- Short task
Where the word "JSON" occurs in a line, return that line.

- Data for this exercise
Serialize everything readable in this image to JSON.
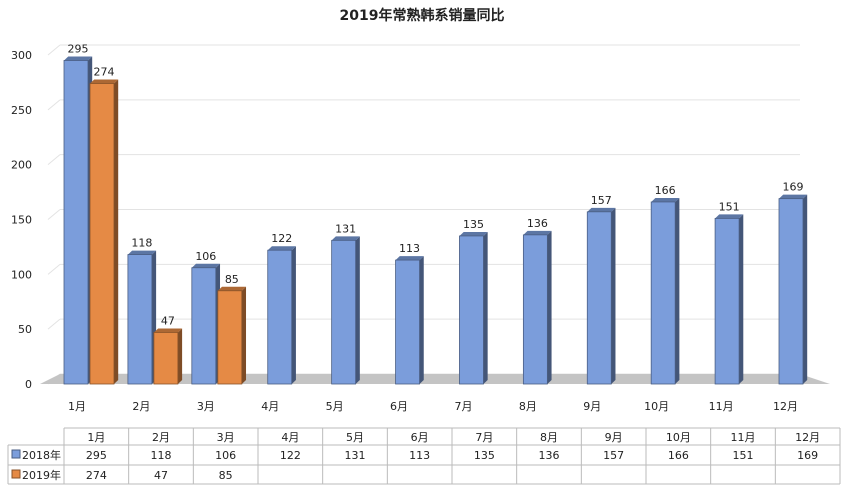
{
  "chart_data": {
    "type": "bar",
    "title": "2019年常熟韩系销量同比",
    "categories": [
      "1月",
      "2月",
      "3月",
      "4月",
      "5月",
      "6月",
      "7月",
      "8月",
      "9月",
      "10月",
      "11月",
      "12月"
    ],
    "series": [
      {
        "name": "2018年",
        "values": [
          295,
          118,
          106,
          122,
          131,
          113,
          135,
          136,
          157,
          166,
          151,
          169
        ],
        "color": "#7b9ddb"
      },
      {
        "name": "2019年",
        "values": [
          274,
          47,
          85,
          null,
          null,
          null,
          null,
          null,
          null,
          null,
          null,
          null
        ],
        "color": "#e58a45"
      }
    ],
    "ylim": [
      0,
      300
    ],
    "yticks": [
      0,
      50,
      100,
      150,
      200,
      250,
      300
    ],
    "grid": true,
    "legend": "data-table",
    "xlabel": "",
    "ylabel": ""
  }
}
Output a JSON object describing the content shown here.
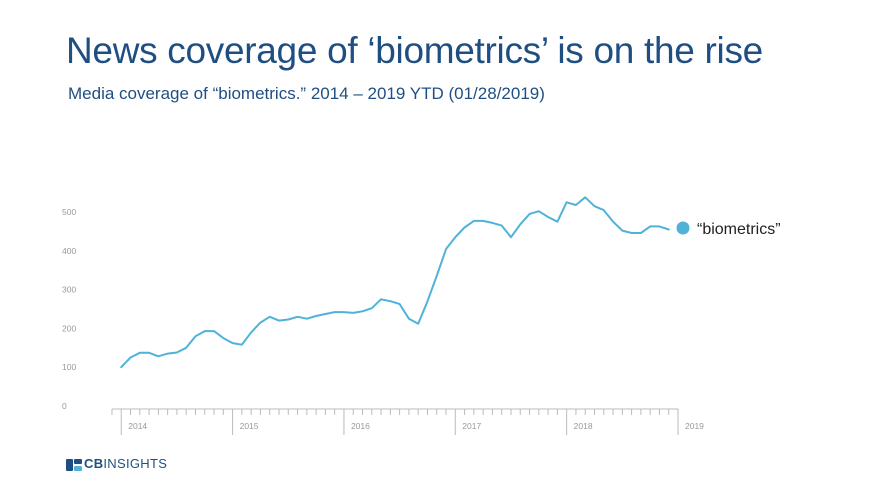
{
  "title": "News coverage of ‘biometrics’ is on the rise",
  "subtitle": "Media coverage of “biometrics.” 2014 – 2019 YTD (01/28/2019)",
  "logo": {
    "brand_bold": "CB",
    "brand_light": "INSIGHTS"
  },
  "colors": {
    "title": "#1f4f82",
    "series": "#4fb3d9",
    "axis": "#bbbbbb",
    "tick": "#999999"
  },
  "chart_data": {
    "type": "line",
    "ylim": [
      0,
      500
    ],
    "yticks": [
      0,
      100,
      200,
      300,
      400,
      500
    ],
    "x_range": [
      2013.917,
      2019.0
    ],
    "xticks": [
      {
        "label": "2014",
        "value": 2014
      },
      {
        "label": "2015",
        "value": 2015
      },
      {
        "label": "2016",
        "value": 2016
      },
      {
        "label": "2017",
        "value": 2017
      },
      {
        "label": "2018",
        "value": 2018
      },
      {
        "label": "2019",
        "value": 2019
      }
    ],
    "grid": false,
    "legend_position": "right",
    "series": [
      {
        "name": "“biometrics”",
        "x": [
          2014.0,
          2014.083,
          2014.167,
          2014.25,
          2014.333,
          2014.417,
          2014.5,
          2014.583,
          2014.667,
          2014.75,
          2014.833,
          2014.917,
          2015.0,
          2015.083,
          2015.167,
          2015.25,
          2015.333,
          2015.417,
          2015.5,
          2015.583,
          2015.667,
          2015.75,
          2015.833,
          2015.917,
          2016.0,
          2016.083,
          2016.167,
          2016.25,
          2016.333,
          2016.417,
          2016.5,
          2016.583,
          2016.667,
          2016.75,
          2016.833,
          2016.917,
          2017.0,
          2017.083,
          2017.167,
          2017.25,
          2017.333,
          2017.417,
          2017.5,
          2017.583,
          2017.667,
          2017.75,
          2017.833,
          2017.917,
          2018.0,
          2018.083,
          2018.167,
          2018.25,
          2018.333,
          2018.417,
          2018.5,
          2018.583,
          2018.667,
          2018.75,
          2018.833,
          2018.917
        ],
        "values": [
          100,
          125,
          137,
          137,
          128,
          135,
          138,
          150,
          180,
          193,
          193,
          175,
          162,
          158,
          190,
          215,
          230,
          220,
          223,
          230,
          225,
          232,
          237,
          242,
          242,
          240,
          244,
          252,
          275,
          270,
          263,
          225,
          212,
          270,
          335,
          405,
          435,
          460,
          477,
          477,
          472,
          465,
          435,
          468,
          495,
          502,
          487,
          475,
          525,
          518,
          538,
          515,
          505,
          475,
          452,
          446,
          446,
          463,
          463,
          455
        ]
      }
    ]
  }
}
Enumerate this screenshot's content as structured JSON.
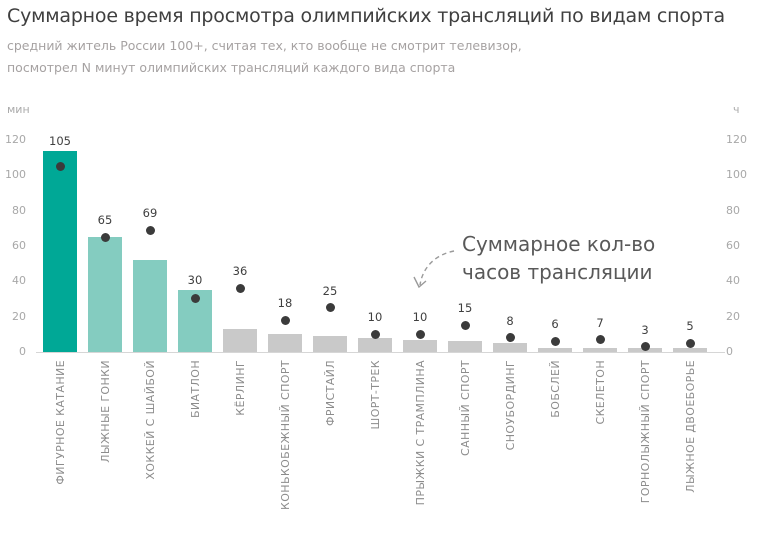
{
  "header": {
    "title": "Суммарное время просмотра олимпийских трансляций по видам спорта",
    "subtitle_line1": "средний житель России 100+, считая тех, кто вообще не смотрит телевизор,",
    "subtitle_line2": "посмотрел N минут олимпийских трансляций каждого вида спорта"
  },
  "annotation": {
    "line1": "Суммарное кол-во",
    "line2": "часов трансляции"
  },
  "chart_data": {
    "type": "bar",
    "categories": [
      "ФИГУРНОЕ КАТАНИЕ",
      "ЛЫЖНЫЕ ГОНКИ",
      "ХОККЕЙ С ШАЙБОЙ",
      "БИАТЛОН",
      "КЁРЛИНГ",
      "КОНЬКОБЕЖНЫЙ СПОРТ",
      "ФРИСТАЙЛ",
      "ШОРТ-ТРЕК",
      "ПРЫЖКИ С ТРАМПЛИНА",
      "САННЫЙ СПОРТ",
      "СНОУБОРДИНГ",
      "БОБСЛЕЙ",
      "СКЕЛЕТОН",
      "ГОРНОЛЫЖНЫЙ СПОРТ",
      "ЛЫЖНОЕ ДВОЕБОРЬЕ"
    ],
    "series": [
      {
        "name": "минуты просмотра",
        "type": "bar",
        "axis": "left",
        "values": [
          114,
          65,
          52,
          35,
          13,
          10,
          9,
          8,
          7,
          6,
          5,
          2,
          2,
          2,
          2
        ]
      },
      {
        "name": "часы трансляции",
        "type": "scatter",
        "axis": "right",
        "values": [
          105,
          65,
          69,
          30,
          36,
          18,
          25,
          10,
          10,
          15,
          8,
          6,
          7,
          3,
          5
        ],
        "labels_visible": true
      }
    ],
    "left_axis": {
      "unit": "мин",
      "min": 0,
      "max": 120,
      "ticks": [
        120,
        100,
        80,
        60,
        40,
        20,
        0
      ]
    },
    "right_axis": {
      "unit": "ч",
      "min": 0,
      "max": 120,
      "ticks": [
        120,
        100,
        80,
        60,
        40,
        20,
        0
      ]
    },
    "grid": false,
    "legend": "none",
    "colors": {
      "highlight": "#00A896",
      "accent": "#84CCC0",
      "muted": "#C9C9C9",
      "dot": "#3B3B3B"
    },
    "bar_styles": [
      "highlight",
      "accent",
      "accent",
      "accent",
      "muted",
      "muted",
      "muted",
      "muted",
      "muted",
      "muted",
      "muted",
      "muted",
      "muted",
      "muted",
      "muted"
    ]
  }
}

- Full response
Serialize everything readable in this image to JSON.
Output a JSON object describing the content shown here.
Enumerate this screenshot's content as structured JSON.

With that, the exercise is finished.